# Task goal
Beneath this task is a listing; retype all of it exactly.

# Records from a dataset
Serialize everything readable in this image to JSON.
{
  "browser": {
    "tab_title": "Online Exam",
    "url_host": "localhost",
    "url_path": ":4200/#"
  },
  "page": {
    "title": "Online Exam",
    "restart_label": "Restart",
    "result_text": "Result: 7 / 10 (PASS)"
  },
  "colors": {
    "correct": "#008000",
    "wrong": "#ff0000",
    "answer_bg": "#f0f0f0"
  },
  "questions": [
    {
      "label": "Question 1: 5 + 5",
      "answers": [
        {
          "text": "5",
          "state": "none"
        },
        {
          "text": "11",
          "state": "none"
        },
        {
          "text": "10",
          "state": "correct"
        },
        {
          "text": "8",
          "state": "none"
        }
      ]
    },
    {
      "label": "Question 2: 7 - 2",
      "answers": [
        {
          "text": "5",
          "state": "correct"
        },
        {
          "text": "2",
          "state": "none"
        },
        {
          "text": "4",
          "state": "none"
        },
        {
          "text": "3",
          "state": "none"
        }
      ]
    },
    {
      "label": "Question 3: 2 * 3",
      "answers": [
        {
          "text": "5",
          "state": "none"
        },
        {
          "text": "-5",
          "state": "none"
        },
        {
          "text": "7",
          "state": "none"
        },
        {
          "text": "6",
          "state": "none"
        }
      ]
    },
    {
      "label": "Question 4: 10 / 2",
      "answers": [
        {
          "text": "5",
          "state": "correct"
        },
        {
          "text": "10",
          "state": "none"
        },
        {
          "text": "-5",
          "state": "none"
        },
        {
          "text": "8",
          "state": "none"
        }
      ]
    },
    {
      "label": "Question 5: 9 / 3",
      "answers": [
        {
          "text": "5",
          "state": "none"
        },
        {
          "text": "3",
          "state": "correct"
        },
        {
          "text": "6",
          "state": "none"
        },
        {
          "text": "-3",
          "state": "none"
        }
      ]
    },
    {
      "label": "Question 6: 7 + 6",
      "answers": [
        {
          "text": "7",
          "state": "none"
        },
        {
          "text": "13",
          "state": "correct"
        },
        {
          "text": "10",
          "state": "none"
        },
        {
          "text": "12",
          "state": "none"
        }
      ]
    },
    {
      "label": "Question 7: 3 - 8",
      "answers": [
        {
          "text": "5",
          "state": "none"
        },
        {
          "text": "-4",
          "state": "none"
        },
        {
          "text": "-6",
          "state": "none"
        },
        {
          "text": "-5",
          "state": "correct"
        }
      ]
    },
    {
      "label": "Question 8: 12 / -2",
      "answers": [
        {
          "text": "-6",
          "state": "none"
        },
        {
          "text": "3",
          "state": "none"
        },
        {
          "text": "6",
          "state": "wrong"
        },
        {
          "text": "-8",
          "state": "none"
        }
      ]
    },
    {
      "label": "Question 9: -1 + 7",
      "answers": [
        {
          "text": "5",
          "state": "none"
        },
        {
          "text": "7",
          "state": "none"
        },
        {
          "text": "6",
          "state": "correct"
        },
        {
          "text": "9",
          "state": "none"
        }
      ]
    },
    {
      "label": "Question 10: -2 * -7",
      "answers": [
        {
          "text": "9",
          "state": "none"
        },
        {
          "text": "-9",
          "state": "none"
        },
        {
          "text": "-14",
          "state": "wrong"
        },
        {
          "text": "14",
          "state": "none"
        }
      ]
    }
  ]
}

# Answer to this exercise
Serialize everything readable in this image to JSON.
{
  "browser": {
    "tab_title": "Online Exam",
    "url_host": "localhost",
    "url_path": ":4200/#"
  },
  "page": {
    "title": "Online Exam",
    "restart_label": "Restart",
    "result_text": "Result: 7 / 10 (PASS)"
  },
  "colors": {
    "correct": "#008000",
    "wrong": "#ff0000",
    "answer_bg": "#f0f0f0"
  },
  "questions": [
    {
      "label": "Question 1: 5 + 5",
      "answers": [
        {
          "text": "5",
          "state": "none"
        },
        {
          "text": "11",
          "state": "none"
        },
        {
          "text": "10",
          "state": "correct"
        },
        {
          "text": "8",
          "state": "none"
        }
      ]
    },
    {
      "label": "Question 2: 7 - 2",
      "answers": [
        {
          "text": "5",
          "state": "correct"
        },
        {
          "text": "2",
          "state": "none"
        },
        {
          "text": "4",
          "state": "none"
        },
        {
          "text": "3",
          "state": "none"
        }
      ]
    },
    {
      "label": "Question 3: 2 * 3",
      "answers": [
        {
          "text": "5",
          "state": "none"
        },
        {
          "text": "-5",
          "state": "none"
        },
        {
          "text": "7",
          "state": "none"
        },
        {
          "text": "6",
          "state": "none"
        }
      ]
    },
    {
      "label": "Question 4: 10 / 2",
      "answers": [
        {
          "text": "5",
          "state": "correct"
        },
        {
          "text": "10",
          "state": "none"
        },
        {
          "text": "-5",
          "state": "none"
        },
        {
          "text": "8",
          "state": "none"
        }
      ]
    },
    {
      "label": "Question 5: 9 / 3",
      "answers": [
        {
          "text": "5",
          "state": "none"
        },
        {
          "text": "3",
          "state": "correct"
        },
        {
          "text": "6",
          "state": "none"
        },
        {
          "text": "-3",
          "state": "none"
        }
      ]
    },
    {
      "label": "Question 6: 7 + 6",
      "answers": [
        {
          "text": "7",
          "state": "none"
        },
        {
          "text": "13",
          "state": "correct"
        },
        {
          "text": "10",
          "state": "none"
        },
        {
          "text": "12",
          "state": "none"
        }
      ]
    },
    {
      "label": "Question 7: 3 - 8",
      "answers": [
        {
          "text": "5",
          "state": "none"
        },
        {
          "text": "-4",
          "state": "none"
        },
        {
          "text": "-6",
          "state": "none"
        },
        {
          "text": "-5",
          "state": "correct"
        }
      ]
    },
    {
      "label": "Question 8: 12 / -2",
      "answers": [
        {
          "text": "-6",
          "state": "none"
        },
        {
          "text": "3",
          "state": "none"
        },
        {
          "text": "6",
          "state": "wrong"
        },
        {
          "text": "-8",
          "state": "none"
        }
      ]
    },
    {
      "label": "Question 9: -1 + 7",
      "answers": [
        {
          "text": "5",
          "state": "none"
        },
        {
          "text": "7",
          "state": "none"
        },
        {
          "text": "6",
          "state": "correct"
        },
        {
          "text": "9",
          "state": "none"
        }
      ]
    },
    {
      "label": "Question 10: -2 * -7",
      "answers": [
        {
          "text": "9",
          "state": "none"
        },
        {
          "text": "-9",
          "state": "none"
        },
        {
          "text": "-14",
          "state": "wrong"
        },
        {
          "text": "14",
          "state": "none"
        }
      ]
    }
  ]
}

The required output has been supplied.